[Aim]:
Look through the data below and say how many of its lines contain "English", adding nothing else.

Raw records
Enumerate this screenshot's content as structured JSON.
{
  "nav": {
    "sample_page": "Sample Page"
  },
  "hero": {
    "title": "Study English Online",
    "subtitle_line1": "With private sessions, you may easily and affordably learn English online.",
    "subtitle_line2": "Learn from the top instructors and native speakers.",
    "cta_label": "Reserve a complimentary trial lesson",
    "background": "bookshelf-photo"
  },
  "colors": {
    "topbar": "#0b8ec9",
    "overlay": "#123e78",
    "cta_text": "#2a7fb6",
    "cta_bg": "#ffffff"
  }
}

[Result of the task]:
2